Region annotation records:
===
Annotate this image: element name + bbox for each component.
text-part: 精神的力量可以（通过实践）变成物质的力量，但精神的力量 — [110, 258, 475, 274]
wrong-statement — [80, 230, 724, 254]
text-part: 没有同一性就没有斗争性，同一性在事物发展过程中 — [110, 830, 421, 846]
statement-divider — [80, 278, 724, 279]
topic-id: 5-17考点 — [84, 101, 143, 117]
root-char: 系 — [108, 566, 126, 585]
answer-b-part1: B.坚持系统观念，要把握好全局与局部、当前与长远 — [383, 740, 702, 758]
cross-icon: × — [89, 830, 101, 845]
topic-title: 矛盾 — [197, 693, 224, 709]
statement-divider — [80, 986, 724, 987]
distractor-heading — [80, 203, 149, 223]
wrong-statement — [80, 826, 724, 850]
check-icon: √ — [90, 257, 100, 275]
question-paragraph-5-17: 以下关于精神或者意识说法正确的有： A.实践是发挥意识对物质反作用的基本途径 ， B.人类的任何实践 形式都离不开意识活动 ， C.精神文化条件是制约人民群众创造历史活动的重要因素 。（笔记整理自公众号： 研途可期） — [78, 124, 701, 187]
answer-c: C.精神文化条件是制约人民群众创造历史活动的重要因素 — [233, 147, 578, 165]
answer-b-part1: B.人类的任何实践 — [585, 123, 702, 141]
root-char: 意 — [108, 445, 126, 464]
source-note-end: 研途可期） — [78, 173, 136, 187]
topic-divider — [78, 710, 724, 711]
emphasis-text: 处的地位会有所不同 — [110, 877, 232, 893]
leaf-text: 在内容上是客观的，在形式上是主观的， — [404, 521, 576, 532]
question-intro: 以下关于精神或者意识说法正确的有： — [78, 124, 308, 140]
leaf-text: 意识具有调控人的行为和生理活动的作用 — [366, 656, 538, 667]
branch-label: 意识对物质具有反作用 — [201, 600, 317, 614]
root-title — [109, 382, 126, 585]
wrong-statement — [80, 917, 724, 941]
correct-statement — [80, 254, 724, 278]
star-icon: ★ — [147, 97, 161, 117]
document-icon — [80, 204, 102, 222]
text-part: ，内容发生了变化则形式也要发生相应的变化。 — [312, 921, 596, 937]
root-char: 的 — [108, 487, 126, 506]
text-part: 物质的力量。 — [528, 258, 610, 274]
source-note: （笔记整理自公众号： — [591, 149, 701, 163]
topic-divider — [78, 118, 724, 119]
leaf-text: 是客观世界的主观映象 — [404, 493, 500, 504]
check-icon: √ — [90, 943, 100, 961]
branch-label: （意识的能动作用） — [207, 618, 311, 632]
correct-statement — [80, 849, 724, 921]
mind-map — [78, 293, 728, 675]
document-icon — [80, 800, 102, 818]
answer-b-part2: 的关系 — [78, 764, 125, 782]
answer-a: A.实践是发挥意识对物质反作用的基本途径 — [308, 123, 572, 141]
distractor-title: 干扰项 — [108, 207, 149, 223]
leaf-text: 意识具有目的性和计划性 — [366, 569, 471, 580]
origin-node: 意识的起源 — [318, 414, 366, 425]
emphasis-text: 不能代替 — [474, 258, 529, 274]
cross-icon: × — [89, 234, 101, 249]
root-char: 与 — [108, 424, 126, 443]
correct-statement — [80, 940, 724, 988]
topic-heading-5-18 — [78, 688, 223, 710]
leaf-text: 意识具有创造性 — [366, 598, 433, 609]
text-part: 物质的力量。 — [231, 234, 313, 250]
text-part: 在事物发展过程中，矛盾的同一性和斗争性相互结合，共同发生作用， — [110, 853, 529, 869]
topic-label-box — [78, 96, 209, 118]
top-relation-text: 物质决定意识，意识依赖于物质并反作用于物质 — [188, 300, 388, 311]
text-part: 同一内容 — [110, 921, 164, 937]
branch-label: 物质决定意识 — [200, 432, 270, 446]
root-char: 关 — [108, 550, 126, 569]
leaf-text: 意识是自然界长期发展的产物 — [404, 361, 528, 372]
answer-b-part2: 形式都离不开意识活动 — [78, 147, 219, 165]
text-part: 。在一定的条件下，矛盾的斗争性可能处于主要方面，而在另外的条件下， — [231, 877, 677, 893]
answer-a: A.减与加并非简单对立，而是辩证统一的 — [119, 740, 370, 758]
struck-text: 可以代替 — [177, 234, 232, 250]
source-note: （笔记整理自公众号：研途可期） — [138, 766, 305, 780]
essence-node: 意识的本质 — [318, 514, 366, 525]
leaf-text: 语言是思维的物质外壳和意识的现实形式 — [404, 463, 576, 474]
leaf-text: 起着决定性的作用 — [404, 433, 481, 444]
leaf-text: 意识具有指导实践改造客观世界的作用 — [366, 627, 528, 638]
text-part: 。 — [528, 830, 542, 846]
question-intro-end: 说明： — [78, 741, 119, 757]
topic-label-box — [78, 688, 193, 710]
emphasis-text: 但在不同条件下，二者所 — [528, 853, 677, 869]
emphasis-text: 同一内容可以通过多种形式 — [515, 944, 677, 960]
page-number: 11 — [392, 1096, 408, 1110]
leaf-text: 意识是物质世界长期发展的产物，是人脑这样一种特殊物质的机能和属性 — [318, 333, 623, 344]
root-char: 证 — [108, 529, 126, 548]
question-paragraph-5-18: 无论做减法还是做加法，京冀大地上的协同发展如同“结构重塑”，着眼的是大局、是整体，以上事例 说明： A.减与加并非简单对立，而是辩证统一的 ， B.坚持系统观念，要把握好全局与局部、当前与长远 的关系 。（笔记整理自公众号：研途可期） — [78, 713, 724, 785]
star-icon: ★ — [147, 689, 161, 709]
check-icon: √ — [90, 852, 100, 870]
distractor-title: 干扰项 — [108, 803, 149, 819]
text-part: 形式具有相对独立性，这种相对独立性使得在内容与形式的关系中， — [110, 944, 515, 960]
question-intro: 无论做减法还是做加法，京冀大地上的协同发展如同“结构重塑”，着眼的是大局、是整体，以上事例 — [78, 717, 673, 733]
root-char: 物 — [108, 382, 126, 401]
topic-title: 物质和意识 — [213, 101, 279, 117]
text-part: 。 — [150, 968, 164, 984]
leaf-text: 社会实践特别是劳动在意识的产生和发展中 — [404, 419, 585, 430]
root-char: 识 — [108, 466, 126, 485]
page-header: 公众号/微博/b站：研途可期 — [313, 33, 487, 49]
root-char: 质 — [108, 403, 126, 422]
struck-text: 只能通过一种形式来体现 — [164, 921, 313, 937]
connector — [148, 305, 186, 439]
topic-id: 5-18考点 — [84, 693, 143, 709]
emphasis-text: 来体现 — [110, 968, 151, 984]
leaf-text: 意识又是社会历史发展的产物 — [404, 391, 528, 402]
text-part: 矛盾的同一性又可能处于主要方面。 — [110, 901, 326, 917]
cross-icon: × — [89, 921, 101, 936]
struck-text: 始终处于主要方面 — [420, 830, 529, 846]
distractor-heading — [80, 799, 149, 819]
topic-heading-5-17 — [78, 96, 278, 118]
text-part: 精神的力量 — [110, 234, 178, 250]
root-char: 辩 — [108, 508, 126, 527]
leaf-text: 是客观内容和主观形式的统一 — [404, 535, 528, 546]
===
Pull out each line in the records that contains the string "坚持系统观念". Treat uppercase and lowercase as distinct.

FULL ANSWER:
answer-b-part1: B.坚持系统观念，要把握好全局与局部、当前与长远 — [383, 740, 702, 758]
question-paragraph-5-18: 无论做减法还是做加法，京冀大地上的协同发展如同“结构重塑”，着眼的是大局、是整体，以上事例 说明： A.减与加并非简单对立，而是辩证统一的 ， B.坚持系统观念，要把握好全局与局部、当前与长远 的关系 。（笔记整理自公众号：研途可期） — [78, 713, 724, 785]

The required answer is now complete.